• Exercise task: Identify, in the records below, every line where the string "name" appears, and copy each such line.

[Dataset items]
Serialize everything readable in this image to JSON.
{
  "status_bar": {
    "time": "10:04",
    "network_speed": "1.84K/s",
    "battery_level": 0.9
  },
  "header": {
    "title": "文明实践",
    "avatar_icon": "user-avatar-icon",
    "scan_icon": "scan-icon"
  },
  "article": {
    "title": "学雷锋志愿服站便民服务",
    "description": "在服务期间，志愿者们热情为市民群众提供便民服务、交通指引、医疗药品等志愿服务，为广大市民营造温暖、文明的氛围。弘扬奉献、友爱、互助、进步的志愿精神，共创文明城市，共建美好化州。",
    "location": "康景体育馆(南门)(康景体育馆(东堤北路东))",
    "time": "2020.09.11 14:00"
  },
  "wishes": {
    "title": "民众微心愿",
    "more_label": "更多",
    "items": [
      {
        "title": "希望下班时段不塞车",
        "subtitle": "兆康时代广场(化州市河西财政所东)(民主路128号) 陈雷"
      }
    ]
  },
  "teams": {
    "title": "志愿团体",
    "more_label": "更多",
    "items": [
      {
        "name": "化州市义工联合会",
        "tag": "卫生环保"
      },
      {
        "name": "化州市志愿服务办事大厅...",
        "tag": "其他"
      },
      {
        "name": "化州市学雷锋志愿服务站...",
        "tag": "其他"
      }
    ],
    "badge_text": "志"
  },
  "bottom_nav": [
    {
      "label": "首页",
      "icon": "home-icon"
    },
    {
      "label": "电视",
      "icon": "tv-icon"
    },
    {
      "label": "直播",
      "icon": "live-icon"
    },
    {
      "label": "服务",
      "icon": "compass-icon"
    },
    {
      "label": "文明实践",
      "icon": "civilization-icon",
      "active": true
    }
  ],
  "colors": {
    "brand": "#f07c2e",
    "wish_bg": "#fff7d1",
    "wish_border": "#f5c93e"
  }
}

• Exercise output:
        "name": "化州市义工联合会",
        "name": "化州市志愿服务办事大厅...",
        "name": "化州市学雷锋志愿服务站...",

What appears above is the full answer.